• _What is required_:
The listing below should be printed exactly, every line of it. Skip the pictures.

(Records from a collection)

------------------------------------------------

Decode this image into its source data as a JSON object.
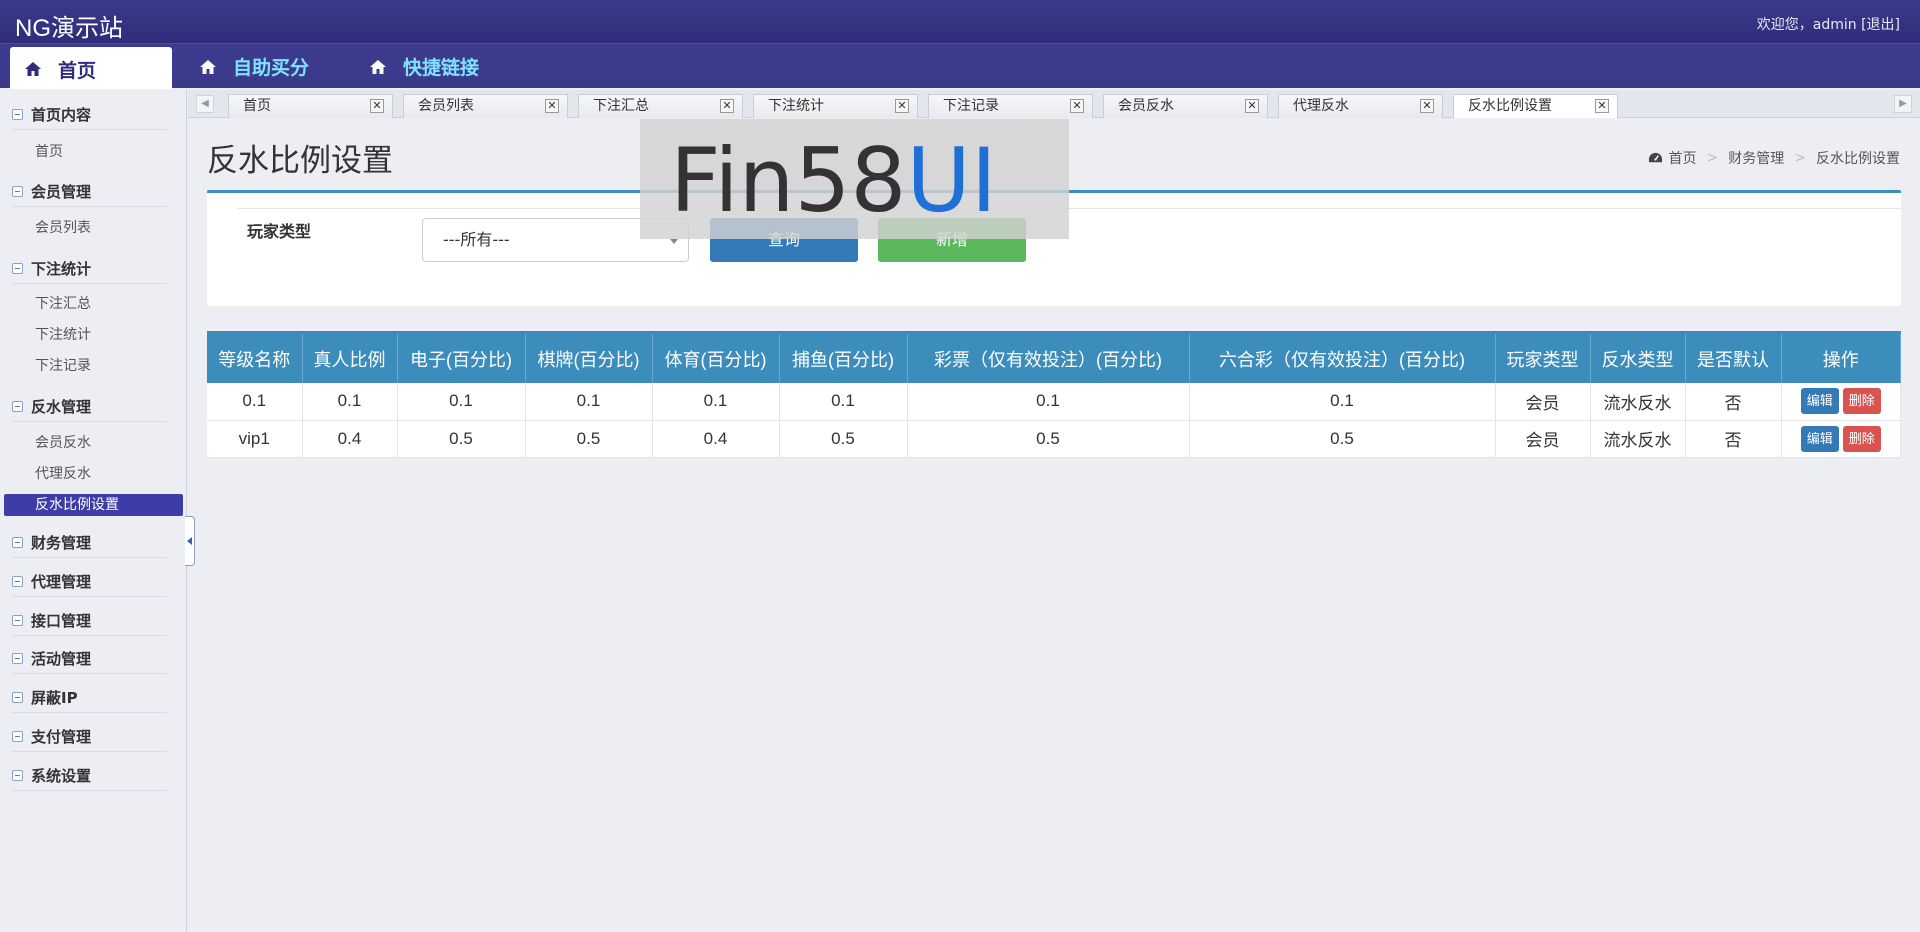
{
  "header": {
    "site_title": "NG演示站",
    "welcome_prefix": "欢迎您，admin",
    "logout": "[退出]"
  },
  "nav": {
    "tabs": [
      {
        "label": "首页"
      },
      {
        "label": "自助买分"
      },
      {
        "label": "快捷链接"
      }
    ]
  },
  "sidebar": {
    "groups": [
      {
        "label": "首页内容",
        "items": [
          "首页"
        ]
      },
      {
        "label": "会员管理",
        "items": [
          "会员列表"
        ]
      },
      {
        "label": "下注统计",
        "items": [
          "下注汇总",
          "下注统计",
          "下注记录"
        ]
      },
      {
        "label": "反水管理",
        "items": [
          "会员反水",
          "代理反水",
          "反水比例设置"
        ]
      },
      {
        "label": "财务管理",
        "items": []
      },
      {
        "label": "代理管理",
        "items": []
      },
      {
        "label": "接口管理",
        "items": []
      },
      {
        "label": "活动管理",
        "items": []
      },
      {
        "label": "屏蔽IP",
        "items": []
      },
      {
        "label": "支付管理",
        "items": []
      },
      {
        "label": "系统设置",
        "items": []
      }
    ],
    "active_item": "反水比例设置"
  },
  "tabs": [
    "首页",
    "会员列表",
    "下注汇总",
    "下注统计",
    "下注记录",
    "会员反水",
    "代理反水",
    "反水比例设置"
  ],
  "active_tab": "反水比例设置",
  "page": {
    "title": "反水比例设置",
    "breadcrumb": [
      "首页",
      "财务管理",
      "反水比例设置"
    ]
  },
  "filter": {
    "label": "玩家类型",
    "select_value": "---所有---",
    "query_button": "查询",
    "add_button": "新增"
  },
  "watermark": {
    "text_dark": "Fin58",
    "text_blue": "UI"
  },
  "table": {
    "headers": [
      "等级名称",
      "真人比例",
      "电子(百分比)",
      "棋牌(百分比)",
      "体育(百分比)",
      "捕鱼(百分比)",
      "彩票（仅有效投注）(百分比)",
      "六合彩（仅有效投注）(百分比)",
      "玩家类型",
      "反水类型",
      "是否默认",
      "操作"
    ],
    "rows": [
      [
        "0.1",
        "0.1",
        "0.1",
        "0.1",
        "0.1",
        "0.1",
        "0.1",
        "0.1",
        "会员",
        "流水反水",
        "否"
      ],
      [
        "vip1",
        "0.4",
        "0.5",
        "0.5",
        "0.4",
        "0.5",
        "0.5",
        "0.5",
        "会员",
        "流水反水",
        "否"
      ]
    ],
    "edit_label": "编辑",
    "delete_label": "删除"
  },
  "colors": {
    "primary": "#3c8dbc",
    "header_bg": "#2f2d7a",
    "active_side": "#3d3da8",
    "success": "#5cb85c",
    "danger": "#d9534f"
  }
}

------------------------------------------------

• _Answer for this exercise_:
Decode this image into its source data as a JSON object.
{
  "header": {
    "site_title": "NG演示站",
    "welcome_prefix": "欢迎您，admin",
    "logout": "[退出]"
  },
  "nav": {
    "tabs": [
      {
        "label": "首页"
      },
      {
        "label": "自助买分"
      },
      {
        "label": "快捷链接"
      }
    ]
  },
  "sidebar": {
    "groups": [
      {
        "label": "首页内容",
        "items": [
          "首页"
        ]
      },
      {
        "label": "会员管理",
        "items": [
          "会员列表"
        ]
      },
      {
        "label": "下注统计",
        "items": [
          "下注汇总",
          "下注统计",
          "下注记录"
        ]
      },
      {
        "label": "反水管理",
        "items": [
          "会员反水",
          "代理反水",
          "反水比例设置"
        ]
      },
      {
        "label": "财务管理",
        "items": []
      },
      {
        "label": "代理管理",
        "items": []
      },
      {
        "label": "接口管理",
        "items": []
      },
      {
        "label": "活动管理",
        "items": []
      },
      {
        "label": "屏蔽IP",
        "items": []
      },
      {
        "label": "支付管理",
        "items": []
      },
      {
        "label": "系统设置",
        "items": []
      }
    ],
    "active_item": "反水比例设置"
  },
  "tabs": [
    "首页",
    "会员列表",
    "下注汇总",
    "下注统计",
    "下注记录",
    "会员反水",
    "代理反水",
    "反水比例设置"
  ],
  "active_tab": "反水比例设置",
  "page": {
    "title": "反水比例设置",
    "breadcrumb": [
      "首页",
      "财务管理",
      "反水比例设置"
    ]
  },
  "filter": {
    "label": "玩家类型",
    "select_value": "---所有---",
    "query_button": "查询",
    "add_button": "新增"
  },
  "watermark": {
    "text_dark": "Fin58",
    "text_blue": "UI"
  },
  "table": {
    "headers": [
      "等级名称",
      "真人比例",
      "电子(百分比)",
      "棋牌(百分比)",
      "体育(百分比)",
      "捕鱼(百分比)",
      "彩票（仅有效投注）(百分比)",
      "六合彩（仅有效投注）(百分比)",
      "玩家类型",
      "反水类型",
      "是否默认",
      "操作"
    ],
    "rows": [
      [
        "0.1",
        "0.1",
        "0.1",
        "0.1",
        "0.1",
        "0.1",
        "0.1",
        "0.1",
        "会员",
        "流水反水",
        "否"
      ],
      [
        "vip1",
        "0.4",
        "0.5",
        "0.5",
        "0.4",
        "0.5",
        "0.5",
        "0.5",
        "会员",
        "流水反水",
        "否"
      ]
    ],
    "edit_label": "编辑",
    "delete_label": "删除"
  },
  "colors": {
    "primary": "#3c8dbc",
    "header_bg": "#2f2d7a",
    "active_side": "#3d3da8",
    "success": "#5cb85c",
    "danger": "#d9534f"
  }
}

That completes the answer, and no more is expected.